Extract each line holding the word "Ante" from the entries.

━━━ Supplied material

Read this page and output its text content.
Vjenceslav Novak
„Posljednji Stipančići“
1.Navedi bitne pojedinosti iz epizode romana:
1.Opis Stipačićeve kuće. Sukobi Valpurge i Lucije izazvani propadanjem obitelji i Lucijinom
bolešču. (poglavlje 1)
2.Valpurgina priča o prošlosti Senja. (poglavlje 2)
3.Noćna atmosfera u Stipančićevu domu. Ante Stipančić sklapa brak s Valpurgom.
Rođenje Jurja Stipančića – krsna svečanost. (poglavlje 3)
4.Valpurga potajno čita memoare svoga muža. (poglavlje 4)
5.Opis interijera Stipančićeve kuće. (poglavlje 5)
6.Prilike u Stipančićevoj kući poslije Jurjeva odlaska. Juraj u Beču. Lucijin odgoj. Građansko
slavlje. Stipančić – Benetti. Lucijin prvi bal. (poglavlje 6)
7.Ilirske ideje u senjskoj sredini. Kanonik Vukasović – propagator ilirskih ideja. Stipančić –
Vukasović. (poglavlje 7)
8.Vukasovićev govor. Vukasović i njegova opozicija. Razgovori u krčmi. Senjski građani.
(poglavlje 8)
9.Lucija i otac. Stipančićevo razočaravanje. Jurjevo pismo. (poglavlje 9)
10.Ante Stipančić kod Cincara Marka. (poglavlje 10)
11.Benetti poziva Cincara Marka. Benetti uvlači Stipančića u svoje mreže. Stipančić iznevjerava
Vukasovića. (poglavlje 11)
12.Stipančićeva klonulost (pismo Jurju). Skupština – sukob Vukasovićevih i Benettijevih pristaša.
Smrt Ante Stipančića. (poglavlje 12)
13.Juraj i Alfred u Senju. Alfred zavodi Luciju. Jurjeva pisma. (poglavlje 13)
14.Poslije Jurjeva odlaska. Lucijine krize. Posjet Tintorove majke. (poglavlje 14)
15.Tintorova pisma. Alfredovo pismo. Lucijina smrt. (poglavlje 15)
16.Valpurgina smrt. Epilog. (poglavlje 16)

━━━━━━

**Response to the exercise**
3.Noćna atmosfera u Stipančićevu domu. Ante Stipančić sklapa brak s Valpurgom.
10.Ante Stipančić kod Cincara Marka. (poglavlje 10)
Smrt Ante Stipančića. (poglavlje 12)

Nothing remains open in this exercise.